* **Prompt**
Across the entries below, count the lines in which the word "title" occurs. Reply with the count alone.

***

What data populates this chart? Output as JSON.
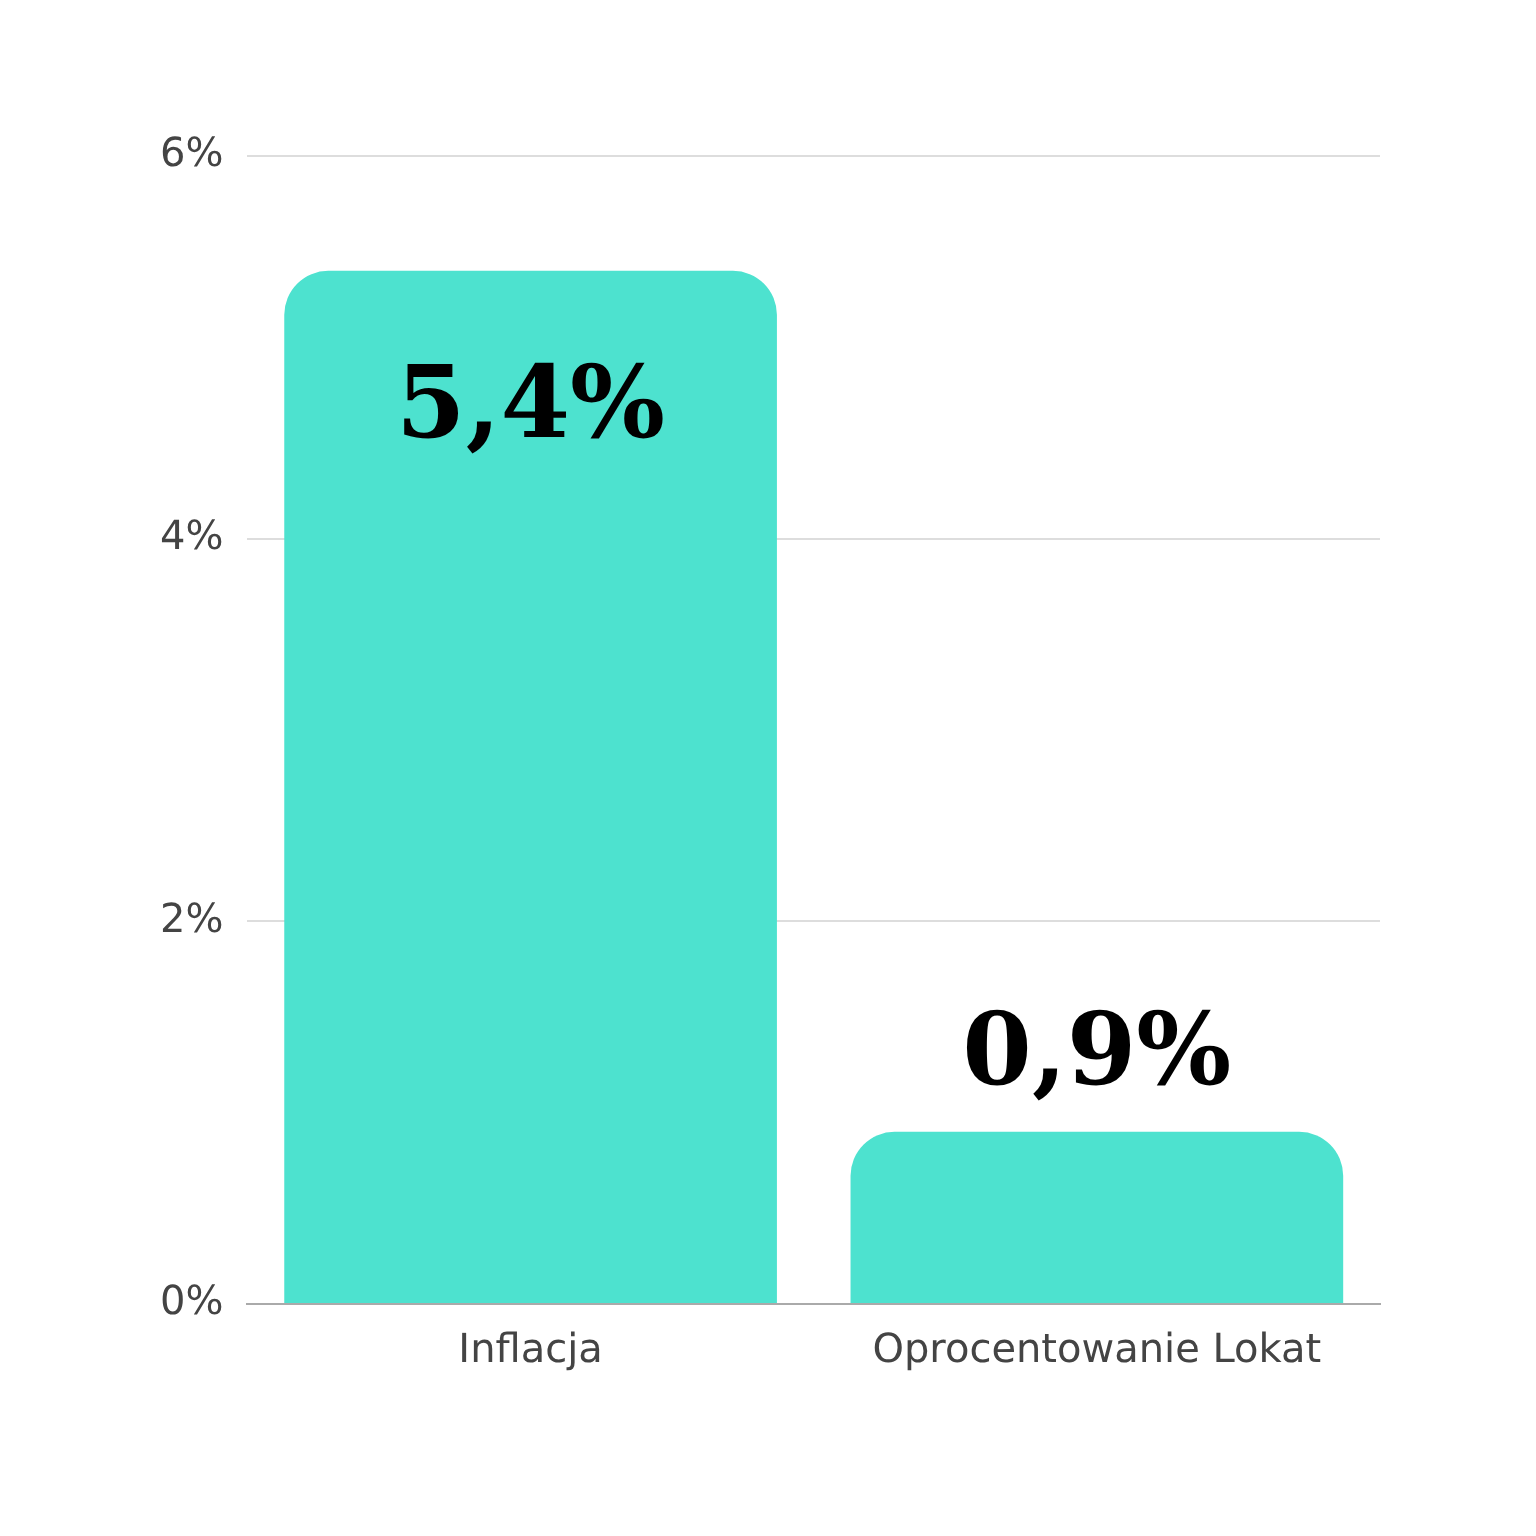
{
  "chart_data": {
    "type": "bar",
    "categories": [
      "Inflacja",
      "Oprocentowanie Lokat"
    ],
    "values": [
      5.4,
      0.9
    ],
    "color": "#4de2cf",
    "value_labels": [
      "5,4%",
      "0,9%"
    ],
    "ylim": [
      0,
      6
    ],
    "yticks": [
      {
        "value": 0,
        "label": "0%"
      },
      {
        "value": 2,
        "label": "2%"
      },
      {
        "value": 4,
        "label": "4%"
      },
      {
        "value": 6,
        "label": "6%"
      }
    ],
    "grid": "y"
  }
}
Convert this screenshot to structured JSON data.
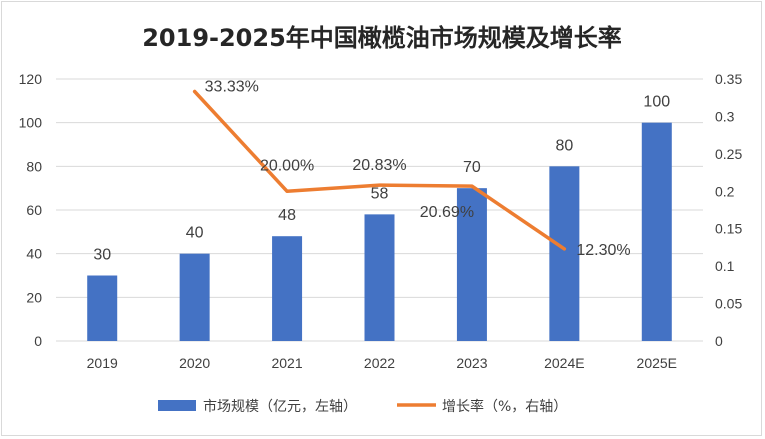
{
  "chart_data": {
    "type": "bar+line",
    "title": "2019-2025年中国橄榄油市场规模及增长率",
    "categories": [
      "2019",
      "2020",
      "2021",
      "2022",
      "2023",
      "2024E",
      "2025E"
    ],
    "series": [
      {
        "name": "市场规模（亿元，左轴）",
        "type": "bar",
        "axis": "left",
        "color": "#4472C4",
        "values": [
          30,
          40,
          48,
          58,
          70,
          80,
          100
        ],
        "labels": [
          "30",
          "40",
          "48",
          "58",
          "70",
          "80",
          "100"
        ]
      },
      {
        "name": "增长率（%，右轴）",
        "type": "line",
        "axis": "right",
        "color": "#ED7D31",
        "values": [
          null,
          0.3333,
          0.2,
          0.2083,
          0.2069,
          0.123,
          null
        ],
        "labels": [
          "",
          "33.33%",
          "20.00%",
          "20.83%",
          "20.69%",
          "12.30%",
          ""
        ]
      }
    ],
    "y_left": {
      "min": 0,
      "max": 120,
      "ticks": [
        "0",
        "20",
        "40",
        "60",
        "80",
        "100",
        "120"
      ]
    },
    "y_right": {
      "min": 0,
      "max": 0.35,
      "ticks": [
        "0",
        "0.05",
        "0.1",
        "0.15",
        "0.2",
        "0.25",
        "0.3",
        "0.35"
      ]
    },
    "grid": true,
    "legend_position": "bottom"
  }
}
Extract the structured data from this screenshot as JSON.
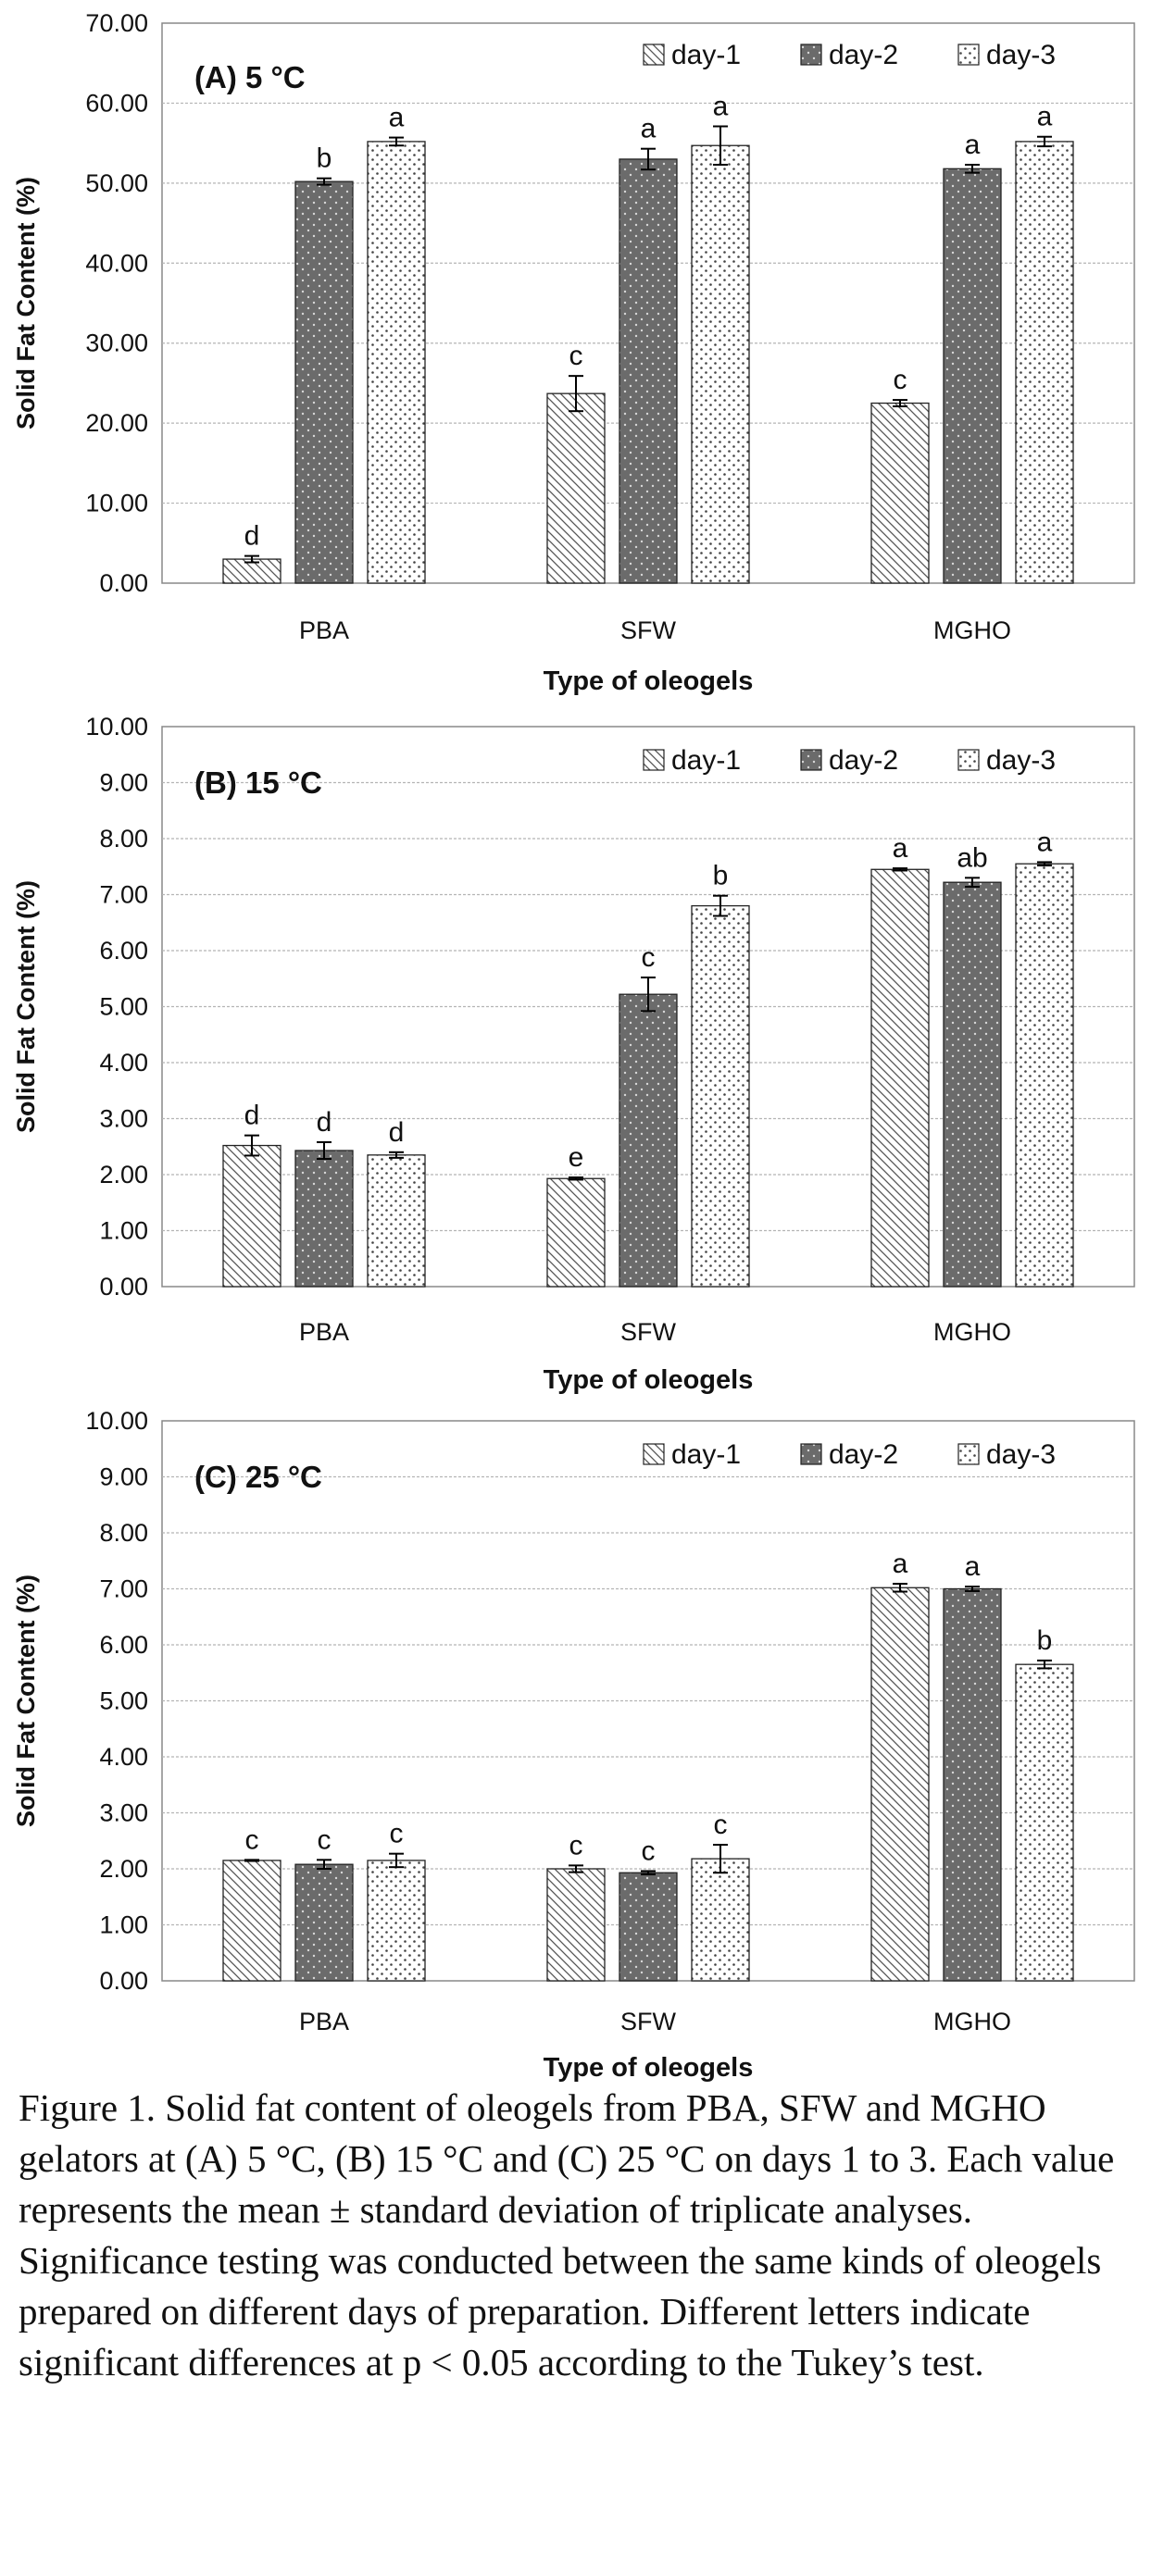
{
  "chart_data": [
    {
      "type": "bar",
      "title": "(A) 5 °C",
      "xlabel": "Type of oleogels",
      "ylabel": "Solid Fat Content (%)",
      "ylim": [
        0,
        70
      ],
      "yticks": [
        "0.00",
        "10.00",
        "20.00",
        "30.00",
        "40.00",
        "50.00",
        "60.00",
        "70.00"
      ],
      "grid": true,
      "legend_position": "top-right",
      "categories": [
        "PBA",
        "SFW",
        "MGHO"
      ],
      "series": [
        {
          "name": "day-1",
          "pattern": "diagonal",
          "values": [
            3.0,
            23.7,
            22.5
          ],
          "errors": [
            0.4,
            2.2,
            0.4
          ],
          "letters": [
            "d",
            "c",
            "c"
          ]
        },
        {
          "name": "day-2",
          "pattern": "dark-dots",
          "values": [
            50.2,
            53.0,
            51.8
          ],
          "errors": [
            0.4,
            1.3,
            0.5
          ],
          "letters": [
            "b",
            "a",
            "a"
          ]
        },
        {
          "name": "day-3",
          "pattern": "light-dots",
          "values": [
            55.2,
            54.7,
            55.2
          ],
          "errors": [
            0.5,
            2.4,
            0.6
          ],
          "letters": [
            "a",
            "a",
            "a"
          ]
        }
      ]
    },
    {
      "type": "bar",
      "title": "(B) 15 °C",
      "xlabel": "Type of oleogels",
      "ylabel": "Solid Fat Content (%)",
      "ylim": [
        0,
        10
      ],
      "yticks": [
        "0.00",
        "1.00",
        "2.00",
        "3.00",
        "4.00",
        "5.00",
        "6.00",
        "7.00",
        "8.00",
        "9.00",
        "10.00"
      ],
      "grid": true,
      "legend_position": "top-right",
      "categories": [
        "PBA",
        "SFW",
        "MGHO"
      ],
      "series": [
        {
          "name": "day-1",
          "pattern": "diagonal",
          "values": [
            2.52,
            1.93,
            7.45
          ],
          "errors": [
            0.18,
            0.02,
            0.02
          ],
          "letters": [
            "d",
            "e",
            "a"
          ]
        },
        {
          "name": "day-2",
          "pattern": "dark-dots",
          "values": [
            2.43,
            5.22,
            7.22
          ],
          "errors": [
            0.15,
            0.3,
            0.08
          ],
          "letters": [
            "d",
            "c",
            "ab"
          ]
        },
        {
          "name": "day-3",
          "pattern": "light-dots",
          "values": [
            2.35,
            6.8,
            7.55
          ],
          "errors": [
            0.05,
            0.18,
            0.03
          ],
          "letters": [
            "d",
            "b",
            "a"
          ]
        }
      ]
    },
    {
      "type": "bar",
      "title": "(C) 25 °C",
      "xlabel": "Type of oleogels",
      "ylabel": "Solid Fat Content (%)",
      "ylim": [
        0,
        10
      ],
      "yticks": [
        "0.00",
        "1.00",
        "2.00",
        "3.00",
        "4.00",
        "5.00",
        "6.00",
        "7.00",
        "8.00",
        "9.00",
        "10.00"
      ],
      "grid": true,
      "legend_position": "top-right",
      "categories": [
        "PBA",
        "SFW",
        "MGHO"
      ],
      "series": [
        {
          "name": "day-1",
          "pattern": "diagonal",
          "values": [
            2.15,
            2.0,
            7.02
          ],
          "errors": [
            0.01,
            0.06,
            0.07
          ],
          "letters": [
            "c",
            "c",
            "a"
          ]
        },
        {
          "name": "day-2",
          "pattern": "dark-dots",
          "values": [
            2.08,
            1.93,
            7.0
          ],
          "errors": [
            0.08,
            0.03,
            0.04
          ],
          "letters": [
            "c",
            "c",
            "a"
          ]
        },
        {
          "name": "day-3",
          "pattern": "light-dots",
          "values": [
            2.15,
            2.18,
            5.65
          ],
          "errors": [
            0.12,
            0.25,
            0.07
          ],
          "letters": [
            "c",
            "c",
            "b"
          ]
        }
      ]
    }
  ],
  "caption": "Figure 1. Solid fat content of oleogels from PBA, SFW and MGHO gelators at (A) 5 °C, (B) 15 °C and (C) 25 °C on days 1 to 3. Each value represents the mean ± standard deviation of triplicate analyses. Significance testing was conducted between the same kinds of oleogels prepared on different days of preparation. Different letters indicate significant differences at p < 0.05 according to the Tukey’s test."
}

***

* **Task response**
4